Reproduce the records below exactly as they appear, omitting any pictures they contain.

Stored records
________________________

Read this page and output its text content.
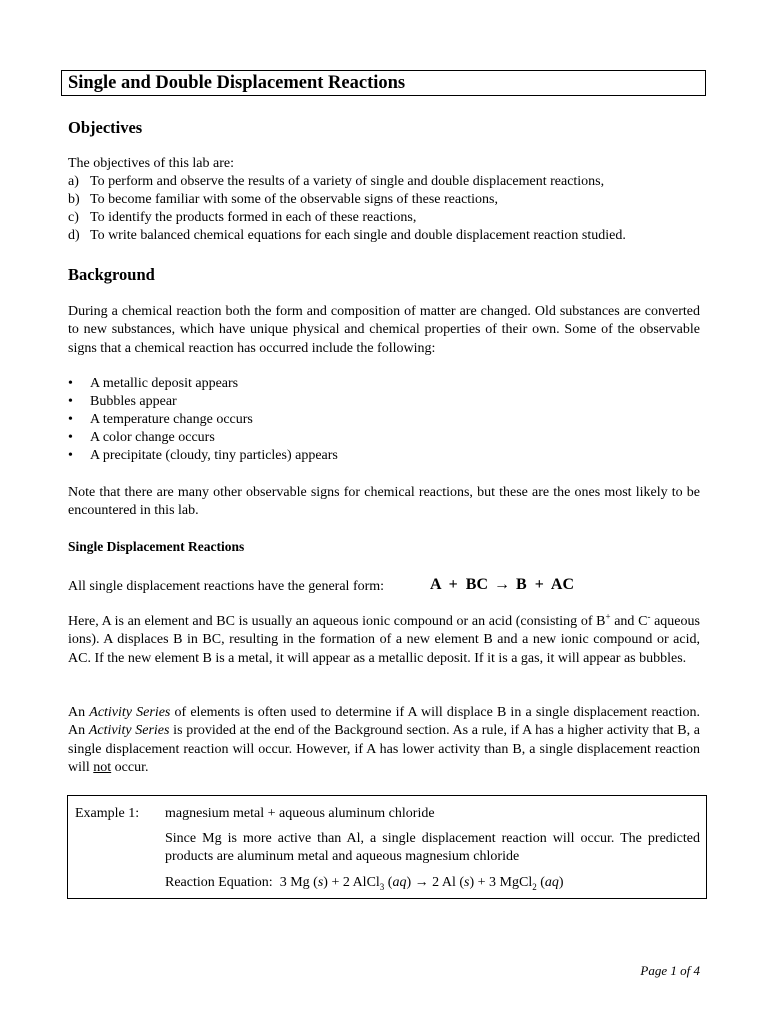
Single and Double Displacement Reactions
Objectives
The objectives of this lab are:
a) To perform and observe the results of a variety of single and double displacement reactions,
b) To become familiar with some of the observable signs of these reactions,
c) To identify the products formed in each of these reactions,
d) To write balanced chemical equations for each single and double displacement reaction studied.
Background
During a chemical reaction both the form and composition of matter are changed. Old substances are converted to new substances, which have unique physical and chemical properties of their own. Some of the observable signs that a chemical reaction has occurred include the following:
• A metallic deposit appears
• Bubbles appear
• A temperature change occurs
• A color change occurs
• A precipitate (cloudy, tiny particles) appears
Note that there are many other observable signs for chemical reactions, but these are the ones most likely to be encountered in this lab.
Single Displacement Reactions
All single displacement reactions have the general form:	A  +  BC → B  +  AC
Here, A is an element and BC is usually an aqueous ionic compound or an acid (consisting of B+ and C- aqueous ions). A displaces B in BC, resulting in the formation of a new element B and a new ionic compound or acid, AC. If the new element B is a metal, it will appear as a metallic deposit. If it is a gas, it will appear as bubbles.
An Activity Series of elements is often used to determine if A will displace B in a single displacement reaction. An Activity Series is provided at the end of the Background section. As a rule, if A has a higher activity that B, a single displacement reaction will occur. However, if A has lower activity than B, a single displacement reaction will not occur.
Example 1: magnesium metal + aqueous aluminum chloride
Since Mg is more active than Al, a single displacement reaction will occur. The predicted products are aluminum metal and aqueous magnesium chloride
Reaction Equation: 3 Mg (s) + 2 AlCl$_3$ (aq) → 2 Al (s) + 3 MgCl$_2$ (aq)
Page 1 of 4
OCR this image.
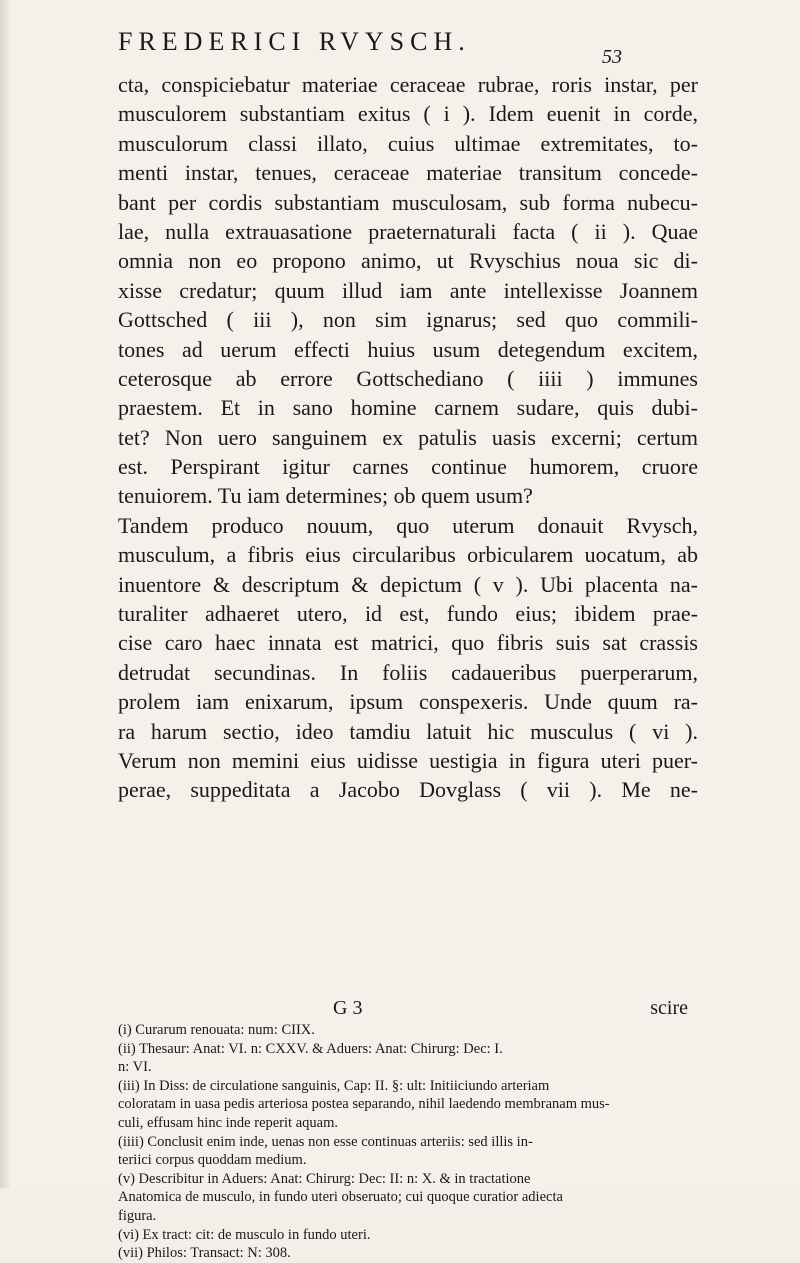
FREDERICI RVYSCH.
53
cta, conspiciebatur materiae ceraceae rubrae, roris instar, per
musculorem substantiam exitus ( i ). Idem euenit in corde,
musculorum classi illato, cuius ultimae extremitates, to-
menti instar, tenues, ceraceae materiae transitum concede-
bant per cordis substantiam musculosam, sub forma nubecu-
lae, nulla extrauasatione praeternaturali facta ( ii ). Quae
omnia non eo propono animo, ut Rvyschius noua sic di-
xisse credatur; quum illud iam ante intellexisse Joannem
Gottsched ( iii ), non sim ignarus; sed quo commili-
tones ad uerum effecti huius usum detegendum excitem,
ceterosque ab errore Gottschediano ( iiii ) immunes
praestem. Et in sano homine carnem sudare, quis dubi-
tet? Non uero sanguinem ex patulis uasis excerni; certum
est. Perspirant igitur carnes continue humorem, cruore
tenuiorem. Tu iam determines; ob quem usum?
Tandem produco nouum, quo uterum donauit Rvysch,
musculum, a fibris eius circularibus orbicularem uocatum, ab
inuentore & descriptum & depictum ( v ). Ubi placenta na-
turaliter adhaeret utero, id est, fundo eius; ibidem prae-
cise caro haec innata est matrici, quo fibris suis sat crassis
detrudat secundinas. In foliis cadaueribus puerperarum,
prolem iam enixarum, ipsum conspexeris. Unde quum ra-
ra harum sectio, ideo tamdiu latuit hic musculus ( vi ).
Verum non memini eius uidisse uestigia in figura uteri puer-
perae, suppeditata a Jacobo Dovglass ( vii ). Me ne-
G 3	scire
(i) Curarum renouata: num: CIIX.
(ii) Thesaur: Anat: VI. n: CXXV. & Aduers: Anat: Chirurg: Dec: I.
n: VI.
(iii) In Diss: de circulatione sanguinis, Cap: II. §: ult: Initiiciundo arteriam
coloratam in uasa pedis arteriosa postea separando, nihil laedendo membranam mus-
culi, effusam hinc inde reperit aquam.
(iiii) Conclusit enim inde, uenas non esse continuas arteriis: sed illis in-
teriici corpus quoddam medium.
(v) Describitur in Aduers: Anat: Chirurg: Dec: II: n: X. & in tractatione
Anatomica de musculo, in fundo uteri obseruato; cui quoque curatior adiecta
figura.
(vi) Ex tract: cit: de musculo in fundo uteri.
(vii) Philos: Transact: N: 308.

________________________

> _OUTPUT OF THE EXERCISE_:
Read this page and output its text content.
Single and Double Displacement Reactions
Objectives
The objectives of this lab are:
a) To perform and observe the results of a variety of single and double displacement reactions,
b) To become familiar with some of the observable signs of these reactions,
c) To identify the products formed in each of these reactions,
d) To write balanced chemical equations for each single and double displacement reaction studied.
Background
During a chemical reaction both the form and composition of matter are changed. Old substances are converted to new substances, which have unique physical and chemical properties of their own. Some of the observable signs that a chemical reaction has occurred include the following:
• A metallic deposit appears
• Bubbles appear
• A temperature change occurs
• A color change occurs
• A precipitate (cloudy, tiny particles) appears
Note that there are many other observable signs for chemical reactions, but these are the ones most likely to be encountered in this lab.
Single Displacement Reactions
All single displacement reactions have the general form:	A  +  BC → B  +  AC
Here, A is an element and BC is usually an aqueous ionic compound or an acid (consisting of B+ and C- aqueous ions). A displaces B in BC, resulting in the formation of a new element B and a new ionic compound or acid, AC. If the new element B is a metal, it will appear as a metallic deposit. If it is a gas, it will appear as bubbles.
An Activity Series of elements is often used to determine if A will displace B in a single displacement reaction. An Activity Series is provided at the end of the Background section. As a rule, if A has a higher activity that B, a single displacement reaction will occur. However, if A has lower activity than B, a single displacement reaction will not occur.
Example 1: magnesium metal + aqueous aluminum chloride
Since Mg is more active than Al, a single displacement reaction will occur. The predicted products are aluminum metal and aqueous magnesium chloride
Reaction Equation: 3 Mg (s) + 2 AlCl$_3$ (aq) → 2 Al (s) + 3 MgCl$_2$ (aq)
Page 1 of 4
OCR this image.
FREDERICI RVYSCH.
53
cta, conspiciebatur materiae ceraceae rubrae, roris instar, per
musculorem substantiam exitus ( i ). Idem euenit in corde,
musculorum classi illato, cuius ultimae extremitates, to-
menti instar, tenues, ceraceae materiae transitum concede-
bant per cordis substantiam musculosam, sub forma nubecu-
lae, nulla extrauasatione praeternaturali facta ( ii ). Quae
omnia non eo propono animo, ut Rvyschius noua sic di-
xisse credatur; quum illud iam ante intellexisse Joannem
Gottsched ( iii ), non sim ignarus; sed quo commili-
tones ad uerum effecti huius usum detegendum excitem,
ceterosque ab errore Gottschediano ( iiii ) immunes
praestem. Et in sano homine carnem sudare, quis dubi-
tet? Non uero sanguinem ex patulis uasis excerni; certum
est. Perspirant igitur carnes continue humorem, cruore
tenuiorem. Tu iam determines; ob quem usum?
Tandem produco nouum, quo uterum donauit Rvysch,
musculum, a fibris eius circularibus orbicularem uocatum, ab
inuentore & descriptum & depictum ( v ). Ubi placenta na-
turaliter adhaeret utero, id est, fundo eius; ibidem prae-
cise caro haec innata est matrici, quo fibris suis sat crassis
detrudat secundinas. In foliis cadaueribus puerperarum,
prolem iam enixarum, ipsum conspexeris. Unde quum ra-
ra harum sectio, ideo tamdiu latuit hic musculus ( vi ).
Verum non memini eius uidisse uestigia in figura uteri puer-
perae, suppeditata a Jacobo Dovglass ( vii ). Me ne-
G 3	scire
(i) Curarum renouata: num: CIIX.
(ii) Thesaur: Anat: VI. n: CXXV. & Aduers: Anat: Chirurg: Dec: I.
n: VI.
(iii) In Diss: de circulatione sanguinis, Cap: II. §: ult: Initiiciundo arteriam
coloratam in uasa pedis arteriosa postea separando, nihil laedendo membranam mus-
culi, effusam hinc inde reperit aquam.
(iiii) Conclusit enim inde, uenas non esse continuas arteriis: sed illis in-
teriici corpus quoddam medium.
(v) Describitur in Aduers: Anat: Chirurg: Dec: II: n: X. & in tractatione
Anatomica de musculo, in fundo uteri obseruato; cui quoque curatior adiecta
figura.
(vi) Ex tract: cit: de musculo in fundo uteri.
(vii) Philos: Transact: N: 308.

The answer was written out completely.